## OBJECTIVE
Return, word for word, the passage of the article on the compass vs. map method below that starts at the words "The map method" and ends after "hit my expectation.".

Setting Clearer Expectations: The Compass vs. Map Method

How can you give your team enough information to be successful without feeling micromanage-y?

A quick technique to help set your teams up for success: are you giving your team a compass or a map?

Managers often provide too little detail when setting expectations. This is the compass method. Let’s say you’re in Italy. You tell your team to head north. They may end up in Switzerland, Lichtenstein, or Austria. They might also keep travelling and end up in Germany, or somewhere in the Arctic Circle. The compass method is just a direction, without a lot of constraints.

Managers sometimes prefer this method of expectation setting because it feels less “micromanage-y.” A clear direction should be enough to get your team where they need to go, but it’s not specific enough to inhibit their own creativity. It also doesn’t tell them how to get there — whether it’s by air, road, or sea.

The map method provides more constraints. Here, I’d give my team a map and tell them “travel north from Rome, via Berlin, and stop in Denmark.” I’m telling them the direction, but I’m also giving important constraints: an intermediate waypoint, the minimum result I’m looking for (just over the border in Denmark) to the maximum result (leaving Denmark). There’s less room for interpretation in what to do, but it’s also less likely that the team doesn’t hit my expectation.

## MATERIAL
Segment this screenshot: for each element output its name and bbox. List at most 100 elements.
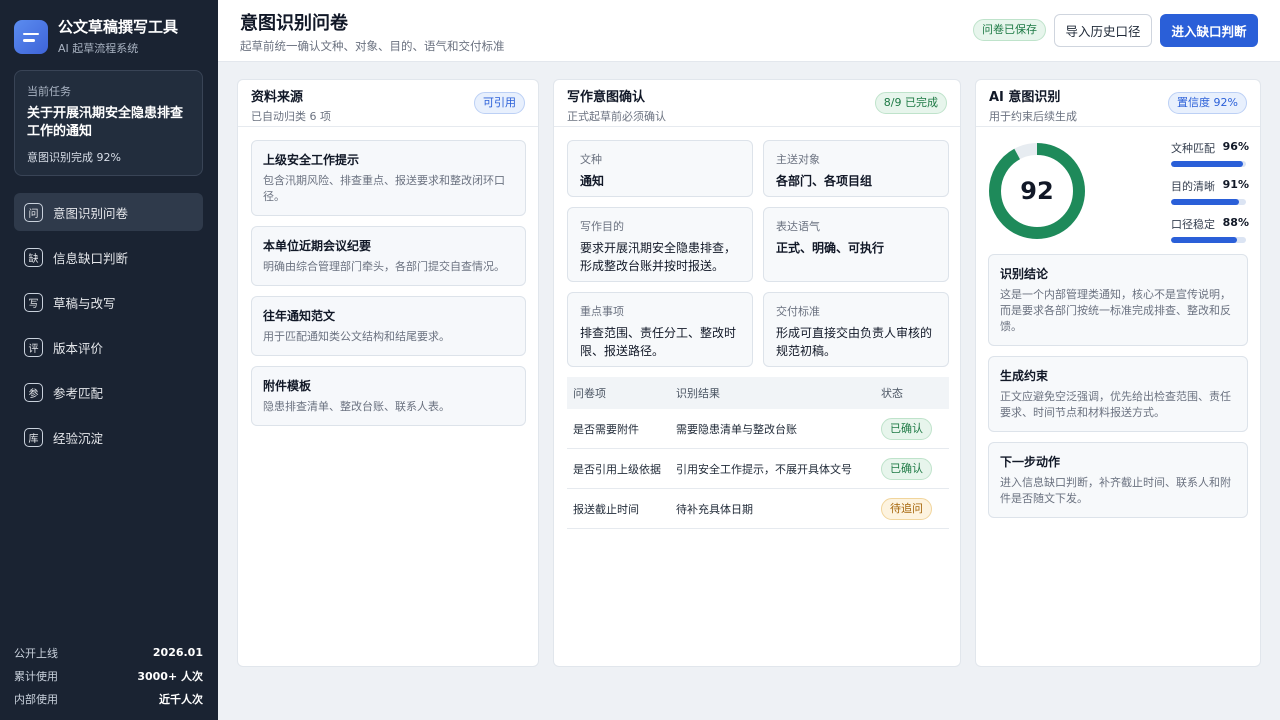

## RESULT FOR THIS TASK
The map method provides more constraints. Here, I’d give my team a map and tell them “travel north from Rome, via Berlin, and stop in Denmark.” I’m telling them the direction, but I’m also giving important constraints: an intermediate waypoint, the minimum result I’m looking for (just over the border in Denmark) to the maximum result (leaving Denmark). There’s less room for interpretation in what to do, but it’s also less likely that the team doesn’t hit my expectation.